Copy verbatim the lines in the records below, beginning with the line that contains "region-label: Europe bbox=[644, 215, 734, 241]" and continuing through the line that contains "region-label: North America", with both of those lines included.

——

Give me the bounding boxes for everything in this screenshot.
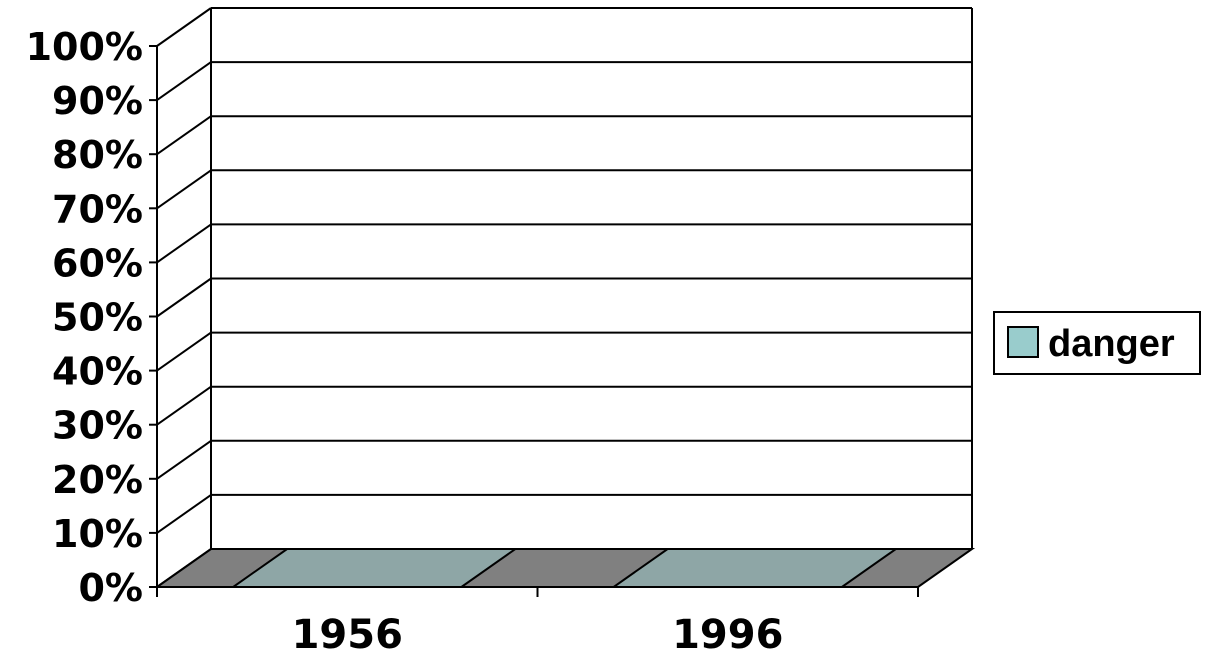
x-axis-tick-labels: 1956 1996: [292, 612, 784, 653]
y-axis-tick-label: 30%: [52, 404, 143, 448]
gridlines: [156, 7, 973, 588]
x-axis-tick-label: 1996: [672, 612, 783, 653]
side-wall-gridline: [156, 61, 212, 101]
y-axis-tick-label: 20%: [52, 458, 143, 502]
side-wall-gridline: [156, 169, 212, 210]
legend-label-danger: danger: [1048, 323, 1175, 365]
side-wall-gridline: [156, 7, 212, 47]
y-axis-tick-label: 40%: [52, 350, 143, 394]
y-axis-tick-label: 60%: [52, 241, 143, 285]
side-wall-gridline: [156, 385, 212, 426]
legend-swatch-danger: [1007, 326, 1039, 358]
y-axis-tick-label: 10%: [52, 512, 143, 556]
legend: danger: [993, 311, 1201, 375]
y-axis-tick-label: 0%: [78, 566, 143, 610]
x-axis-tick-label: 1956: [292, 612, 403, 653]
y-axis-tick-label: 80%: [52, 133, 143, 177]
side-wall-gridline: [156, 277, 212, 318]
side-wall-gridline: [156, 494, 212, 534]
y-axis-tick-labels: 0% 10% 20% 30% 40% 50% 60% 70% 80% 90% 100%: [26, 25, 143, 610]
y-axis-tick-label: 90%: [52, 79, 143, 123]
y-axis-tick-label: 50%: [52, 296, 143, 340]
side-wall-gridline: [156, 115, 212, 156]
side-wall-gridline: [156, 331, 212, 372]
side-wall-gridline: [156, 439, 212, 480]
y-axis-tick-label: 70%: [52, 187, 143, 231]
y-axis-tick-label: 100%: [26, 25, 143, 69]
side-wall-gridline: [156, 223, 212, 264]
axes: [149, 45, 919, 597]
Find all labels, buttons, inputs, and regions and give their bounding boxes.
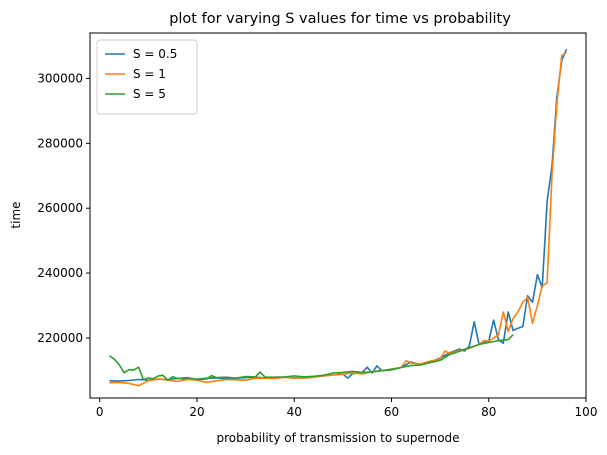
legend-entry-2: S = 1 — [133, 67, 166, 81]
legend-box — [96, 39, 198, 115]
series-line-3 — [109, 334, 514, 382]
x-tick-label: 80 — [481, 405, 496, 419]
x-tick-label: 0 — [96, 405, 104, 419]
y-tick-label: 240000 — [37, 266, 83, 280]
legend: S = 0.5 S = 1 S = 5 — [96, 39, 198, 115]
y-tick-label: 220000 — [37, 331, 83, 345]
y-tick-label: 280000 — [37, 136, 83, 150]
plot-area — [109, 48, 568, 387]
x-tick-label: 60 — [384, 405, 399, 419]
axes-frame — [89, 32, 587, 399]
legend-entry-3: S = 5 — [133, 87, 166, 101]
x-tick-label: 100 — [575, 405, 598, 419]
x-tick-label: 40 — [287, 405, 302, 419]
y-tick-label: 260000 — [37, 201, 83, 215]
legend-entry-1: S = 0.5 — [133, 47, 177, 61]
chart-title: plot for varying S values for time vs pr… — [169, 11, 511, 27]
x-tick-label: 20 — [189, 405, 204, 419]
y-axis: 220000 240000 260000 280000 300000 — [37, 71, 90, 345]
y-tick-label: 300000 — [37, 71, 83, 85]
x-axis-label: probability of transmission to supernode — [216, 431, 459, 445]
y-axis-label: time — [9, 201, 23, 228]
x-axis: 0 20 40 60 80 100 — [96, 398, 598, 419]
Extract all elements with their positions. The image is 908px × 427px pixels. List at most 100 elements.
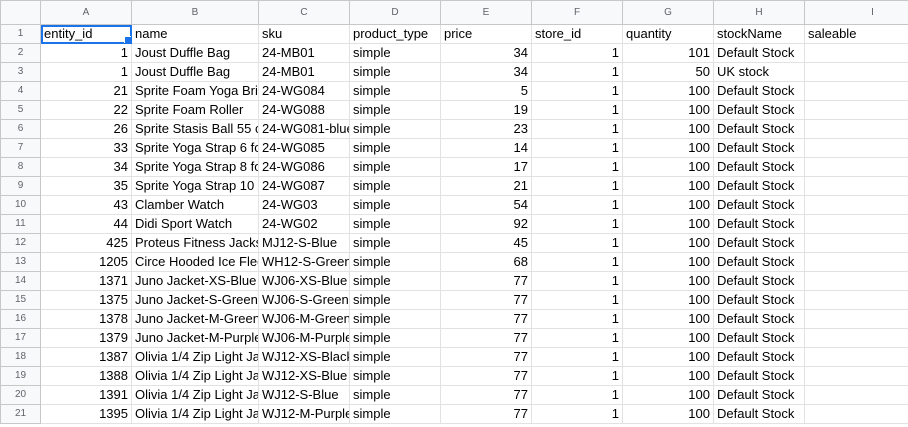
- cell-e[interactable]: 77: [440, 290, 532, 310]
- row-header[interactable]: 2: [0, 43, 41, 63]
- cell-e[interactable]: 77: [440, 271, 532, 291]
- cell-i[interactable]: 98: [804, 81, 908, 101]
- row-header[interactable]: 6: [0, 119, 41, 139]
- cell-e[interactable]: 19: [440, 100, 532, 120]
- cell-h[interactable]: Default Stock: [713, 385, 805, 405]
- cell-g[interactable]: 100: [622, 176, 714, 196]
- cell-a[interactable]: 1395: [40, 404, 132, 424]
- cell-b[interactable]: Juno Jacket-M-Purple: [131, 328, 259, 348]
- cell-a[interactable]: 1387: [40, 347, 132, 367]
- cell-g[interactable]: 100: [622, 138, 714, 158]
- cell-d[interactable]: simple: [349, 252, 441, 272]
- cell-b[interactable]: Sprite Yoga Strap 8 foot: [131, 157, 259, 177]
- cell-d[interactable]: simple: [349, 176, 441, 196]
- cell-a1[interactable]: entity_id: [40, 24, 132, 44]
- cell-a[interactable]: 1: [40, 43, 132, 63]
- cell-h[interactable]: Default Stock: [713, 195, 805, 215]
- row-header[interactable]: 11: [0, 214, 41, 234]
- cell-g[interactable]: 100: [622, 347, 714, 367]
- cell-f[interactable]: 1: [531, 309, 623, 329]
- cell-b[interactable]: Juno Jacket-M-Green: [131, 309, 259, 329]
- cell-b[interactable]: Juno Jacket-XS-Blue: [131, 271, 259, 291]
- cell-d[interactable]: simple: [349, 347, 441, 367]
- cell-c[interactable]: 24-MB01: [258, 43, 350, 63]
- cell-i[interactable]: 50: [804, 62, 908, 82]
- cell-i[interactable]: 86: [804, 138, 908, 158]
- cell-f[interactable]: 1: [531, 385, 623, 405]
- cell-i[interactable]: 87: [804, 157, 908, 177]
- cell-g[interactable]: 100: [622, 366, 714, 386]
- row-header[interactable]: 10: [0, 195, 41, 215]
- row-header[interactable]: 9: [0, 176, 41, 196]
- cell-e[interactable]: 17: [440, 157, 532, 177]
- cell-c[interactable]: WJ06-S-Green: [258, 290, 350, 310]
- row-header[interactable]: 7: [0, 138, 41, 158]
- cell-b[interactable]: Olivia 1/4 Zip Light Jacket: [131, 404, 259, 424]
- cell-i[interactable]: 99: [804, 366, 908, 386]
- cell-b[interactable]: Olivia 1/4 Zip Light Jacket: [131, 366, 259, 386]
- cell-f[interactable]: 1: [531, 233, 623, 253]
- cell-i[interactable]: 97: [804, 328, 908, 348]
- cell-d[interactable]: simple: [349, 385, 441, 405]
- row-header[interactable]: 12: [0, 233, 41, 253]
- cell-f[interactable]: 1: [531, 271, 623, 291]
- cell-h[interactable]: Default Stock: [713, 214, 805, 234]
- cell-g[interactable]: 100: [622, 100, 714, 120]
- cell-h[interactable]: Default Stock: [713, 328, 805, 348]
- cell-b[interactable]: Proteus Fitness Jackshirt: [131, 233, 259, 253]
- cell-i[interactable]: 97: [804, 385, 908, 405]
- cell-f[interactable]: 1: [531, 214, 623, 234]
- cell-i[interactable]: 86: [804, 176, 908, 196]
- cell-c[interactable]: WJ06-M-Purple: [258, 328, 350, 348]
- cell-h[interactable]: Default Stock: [713, 271, 805, 291]
- cell-i1[interactable]: saleable: [804, 24, 908, 44]
- row-header[interactable]: 3: [0, 62, 41, 82]
- cell-g[interactable]: 100: [622, 119, 714, 139]
- cell-i[interactable]: 98: [804, 271, 908, 291]
- cell-a[interactable]: 35: [40, 176, 132, 196]
- cell-g[interactable]: 100: [622, 214, 714, 234]
- cell-a[interactable]: 43: [40, 195, 132, 215]
- cell-g[interactable]: 101: [622, 43, 714, 63]
- cell-e[interactable]: 34: [440, 43, 532, 63]
- cell-a[interactable]: 425: [40, 233, 132, 253]
- cell-c[interactable]: WJ12-XS-Blue: [258, 366, 350, 386]
- cell-i[interactable]: 98: [804, 100, 908, 120]
- cell-f[interactable]: 1: [531, 366, 623, 386]
- cell-d[interactable]: simple: [349, 404, 441, 424]
- cell-f[interactable]: 1: [531, 81, 623, 101]
- cell-f1[interactable]: store_id: [531, 24, 623, 44]
- cell-h[interactable]: Default Stock: [713, 176, 805, 196]
- cell-g[interactable]: 50: [622, 62, 714, 82]
- cell-f[interactable]: 1: [531, 195, 623, 215]
- cell-a[interactable]: 1391: [40, 385, 132, 405]
- cell-f[interactable]: 1: [531, 62, 623, 82]
- cell-g1[interactable]: quantity: [622, 24, 714, 44]
- cell-f[interactable]: 1: [531, 252, 623, 272]
- row-header[interactable]: 21: [0, 404, 41, 424]
- cell-b[interactable]: Olivia 1/4 Zip Light Jacket: [131, 385, 259, 405]
- row-header[interactable]: 14: [0, 271, 41, 291]
- cell-f[interactable]: 1: [531, 404, 623, 424]
- cell-h[interactable]: Default Stock: [713, 138, 805, 158]
- column-header-d[interactable]: D: [349, 0, 441, 25]
- cell-i[interactable]: 99: [804, 214, 908, 234]
- row-header-1[interactable]: 1: [0, 24, 41, 44]
- cell-i[interactable]: 99: [804, 195, 908, 215]
- row-header[interactable]: 19: [0, 366, 41, 386]
- cell-g[interactable]: 100: [622, 81, 714, 101]
- cell-f[interactable]: 1: [531, 43, 623, 63]
- cell-e[interactable]: 14: [440, 138, 532, 158]
- cell-g[interactable]: 100: [622, 309, 714, 329]
- cell-i[interactable]: 84: [804, 404, 908, 424]
- row-header[interactable]: 4: [0, 81, 41, 101]
- cell-a[interactable]: 33: [40, 138, 132, 158]
- cell-e[interactable]: 77: [440, 404, 532, 424]
- cell-i[interactable]: 99: [804, 233, 908, 253]
- cell-g[interactable]: 100: [622, 195, 714, 215]
- row-header[interactable]: 5: [0, 100, 41, 120]
- cell-h[interactable]: Default Stock: [713, 347, 805, 367]
- cell-c[interactable]: 24-WG086: [258, 157, 350, 177]
- cell-e[interactable]: 54: [440, 195, 532, 215]
- cell-b[interactable]: Sprite Yoga Strap 10 foot: [131, 176, 259, 196]
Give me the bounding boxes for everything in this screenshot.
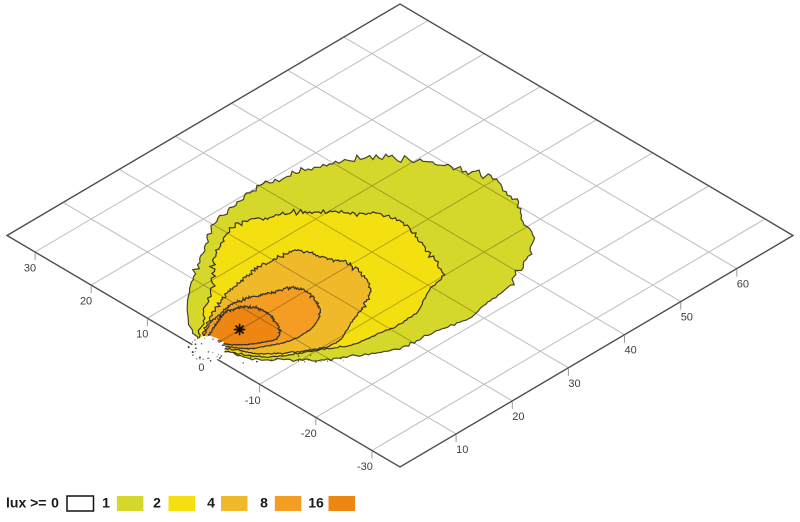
svg-text:-10: -10	[245, 395, 261, 407]
svg-text:60: 60	[737, 279, 749, 291]
svg-text:1: 1	[102, 495, 110, 511]
svg-text:40: 40	[625, 345, 637, 357]
svg-text:-20: -20	[301, 428, 317, 440]
svg-text:16: 16	[308, 495, 324, 511]
svg-text:20: 20	[80, 296, 92, 308]
svg-text:4: 4	[207, 495, 215, 511]
svg-text:lux >=: lux >=	[6, 495, 46, 511]
svg-text:20: 20	[512, 411, 524, 423]
svg-text:10: 10	[136, 329, 148, 341]
svg-text:-30: -30	[357, 461, 373, 473]
svg-text:50: 50	[681, 312, 693, 324]
svg-text:0: 0	[198, 362, 204, 374]
svg-text:8: 8	[260, 495, 268, 511]
svg-text:10: 10	[456, 444, 468, 456]
svg-text:30: 30	[568, 378, 580, 390]
svg-text:0: 0	[51, 495, 59, 511]
svg-text:2: 2	[153, 495, 161, 511]
svg-text:30: 30	[24, 263, 36, 275]
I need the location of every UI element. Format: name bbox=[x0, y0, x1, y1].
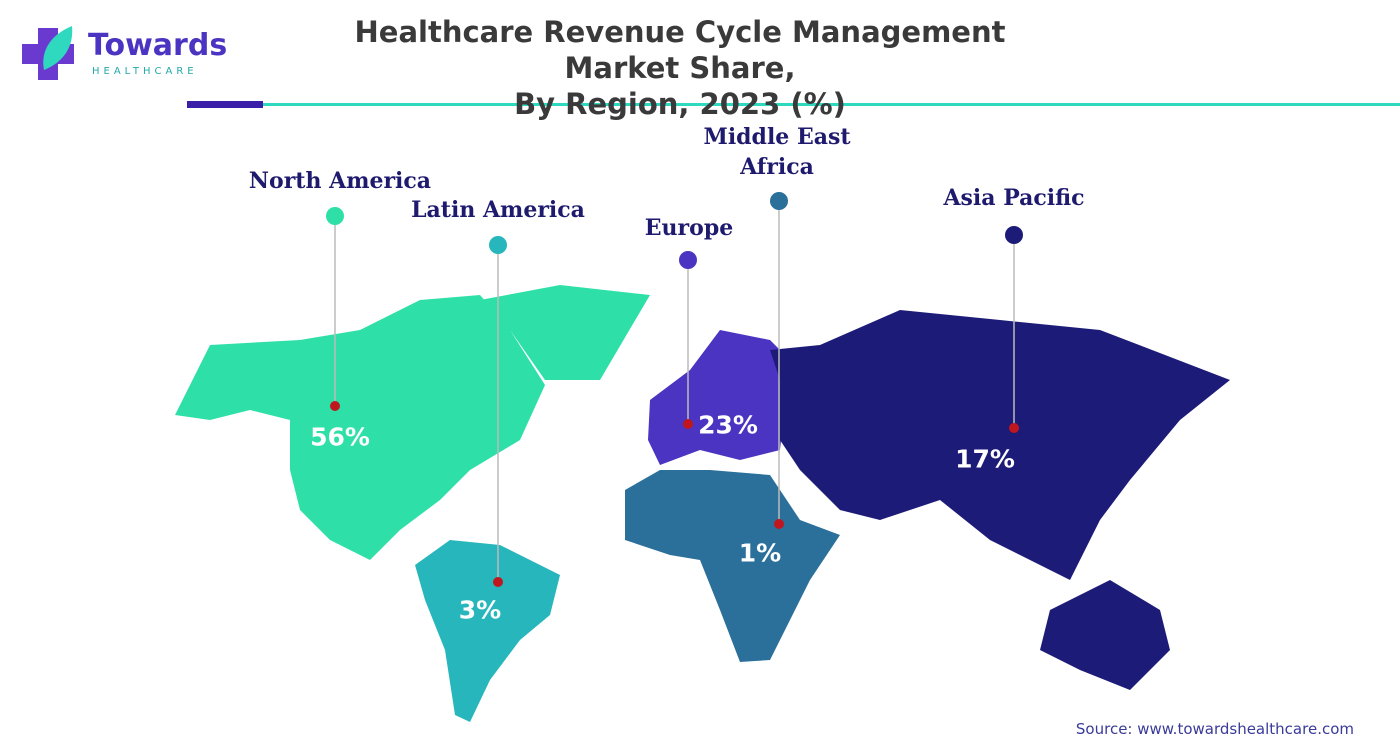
region-label: Europe bbox=[644, 215, 734, 241]
pin-head bbox=[679, 251, 697, 269]
pin-head bbox=[1005, 226, 1023, 244]
pin-dot bbox=[1009, 423, 1019, 433]
source: Source: www.towardshealthcare.com bbox=[1075, 720, 1354, 738]
pin-head bbox=[770, 192, 788, 210]
region-label: Latin America bbox=[411, 197, 585, 223]
pin-dot bbox=[330, 401, 340, 411]
region bbox=[770, 310, 1230, 690]
pin-head bbox=[489, 236, 507, 254]
region bbox=[175, 285, 650, 560]
pin-head bbox=[326, 207, 344, 225]
header-line bbox=[263, 103, 1400, 106]
region-label: North America bbox=[248, 168, 432, 194]
region bbox=[415, 540, 560, 722]
pin-dot bbox=[493, 577, 503, 587]
value-label: 3% bbox=[458, 595, 502, 625]
value-label: 1% bbox=[738, 538, 782, 568]
value-label: 17% bbox=[955, 444, 1015, 474]
logo-tagline: HEALTHCARE bbox=[92, 66, 198, 77]
value-label: 56% bbox=[310, 422, 370, 452]
region-label: Middle East Africa bbox=[703, 124, 851, 180]
logo-icon bbox=[22, 26, 74, 80]
pin-dot bbox=[774, 519, 784, 529]
chart-title: Healthcare Revenue Cycle Management Mark… bbox=[354, 15, 1006, 121]
region bbox=[625, 470, 840, 662]
region-label: Asia Pacific bbox=[943, 185, 1085, 211]
value-label: 23% bbox=[698, 410, 758, 440]
region bbox=[648, 330, 790, 465]
pin-dot bbox=[683, 419, 693, 429]
header-bar bbox=[187, 101, 263, 108]
logo-name: Towards bbox=[88, 28, 228, 63]
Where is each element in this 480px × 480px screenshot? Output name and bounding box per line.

——

**Written answer:**
region-label: Europe bbox=[644, 215, 734, 241]
pin-head bbox=[679, 251, 697, 269]
pin-head bbox=[1005, 226, 1023, 244]
pin-dot bbox=[1009, 423, 1019, 433]
source: Source: www.towardshealthcare.com bbox=[1075, 720, 1354, 738]
pin-head bbox=[770, 192, 788, 210]
region-label: Latin America bbox=[411, 197, 585, 223]
pin-dot bbox=[330, 401, 340, 411]
region bbox=[770, 310, 1230, 690]
pin-head bbox=[489, 236, 507, 254]
region bbox=[175, 285, 650, 560]
pin-head bbox=[326, 207, 344, 225]
header-line bbox=[263, 103, 1400, 106]
region-label: North America bbox=[248, 168, 432, 194]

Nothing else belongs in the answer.